Stated exercise:
Tally the lines in these records that hold the string "name", and reply with the number alone.

Stored rows:
★ ★ ★ ★

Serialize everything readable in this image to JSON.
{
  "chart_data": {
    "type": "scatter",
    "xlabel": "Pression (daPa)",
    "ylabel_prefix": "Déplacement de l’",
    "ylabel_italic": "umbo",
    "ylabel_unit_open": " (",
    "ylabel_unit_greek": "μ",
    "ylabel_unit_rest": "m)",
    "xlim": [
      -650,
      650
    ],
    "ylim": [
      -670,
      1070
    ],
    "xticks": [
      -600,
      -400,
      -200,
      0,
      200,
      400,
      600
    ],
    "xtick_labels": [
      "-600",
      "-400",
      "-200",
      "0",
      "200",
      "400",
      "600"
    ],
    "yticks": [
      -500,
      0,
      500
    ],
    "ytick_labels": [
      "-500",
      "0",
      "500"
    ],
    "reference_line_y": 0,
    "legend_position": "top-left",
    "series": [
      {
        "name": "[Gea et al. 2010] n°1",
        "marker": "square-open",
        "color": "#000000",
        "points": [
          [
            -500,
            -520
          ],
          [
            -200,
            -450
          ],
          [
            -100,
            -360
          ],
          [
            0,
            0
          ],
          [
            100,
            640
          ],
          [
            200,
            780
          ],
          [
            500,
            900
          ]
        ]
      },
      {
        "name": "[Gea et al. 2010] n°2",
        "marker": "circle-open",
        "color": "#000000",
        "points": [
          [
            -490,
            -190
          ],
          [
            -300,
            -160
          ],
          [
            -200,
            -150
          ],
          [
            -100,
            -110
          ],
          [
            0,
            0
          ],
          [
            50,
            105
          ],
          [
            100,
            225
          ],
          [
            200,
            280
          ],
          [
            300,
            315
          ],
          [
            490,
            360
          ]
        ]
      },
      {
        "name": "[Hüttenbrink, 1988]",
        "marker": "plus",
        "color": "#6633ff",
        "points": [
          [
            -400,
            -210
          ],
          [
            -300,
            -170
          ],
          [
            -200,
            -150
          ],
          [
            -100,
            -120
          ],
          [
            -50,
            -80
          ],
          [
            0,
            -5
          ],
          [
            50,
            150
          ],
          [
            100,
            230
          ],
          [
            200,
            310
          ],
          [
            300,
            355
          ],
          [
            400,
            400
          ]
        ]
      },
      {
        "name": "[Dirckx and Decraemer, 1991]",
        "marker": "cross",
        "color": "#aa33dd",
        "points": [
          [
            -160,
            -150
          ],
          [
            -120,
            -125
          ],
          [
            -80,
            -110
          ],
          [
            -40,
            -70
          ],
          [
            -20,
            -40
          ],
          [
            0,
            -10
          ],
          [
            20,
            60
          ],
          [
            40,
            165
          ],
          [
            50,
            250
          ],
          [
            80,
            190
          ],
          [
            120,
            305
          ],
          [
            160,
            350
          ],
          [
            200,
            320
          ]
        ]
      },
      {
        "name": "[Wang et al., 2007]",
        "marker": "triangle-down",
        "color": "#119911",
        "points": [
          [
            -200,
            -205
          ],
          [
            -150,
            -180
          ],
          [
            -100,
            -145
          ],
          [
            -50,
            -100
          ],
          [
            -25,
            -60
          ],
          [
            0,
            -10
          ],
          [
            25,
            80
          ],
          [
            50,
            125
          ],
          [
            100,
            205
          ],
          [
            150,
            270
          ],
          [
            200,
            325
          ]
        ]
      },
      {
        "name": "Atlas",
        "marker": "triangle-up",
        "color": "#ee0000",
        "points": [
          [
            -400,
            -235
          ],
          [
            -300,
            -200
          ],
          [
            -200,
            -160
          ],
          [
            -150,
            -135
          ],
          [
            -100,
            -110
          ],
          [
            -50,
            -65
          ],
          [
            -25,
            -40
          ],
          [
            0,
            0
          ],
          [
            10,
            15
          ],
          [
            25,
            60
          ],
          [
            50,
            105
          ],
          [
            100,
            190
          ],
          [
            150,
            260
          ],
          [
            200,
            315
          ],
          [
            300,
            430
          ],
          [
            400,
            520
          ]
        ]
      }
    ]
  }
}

★ ★ ★ ★

Correct response:
6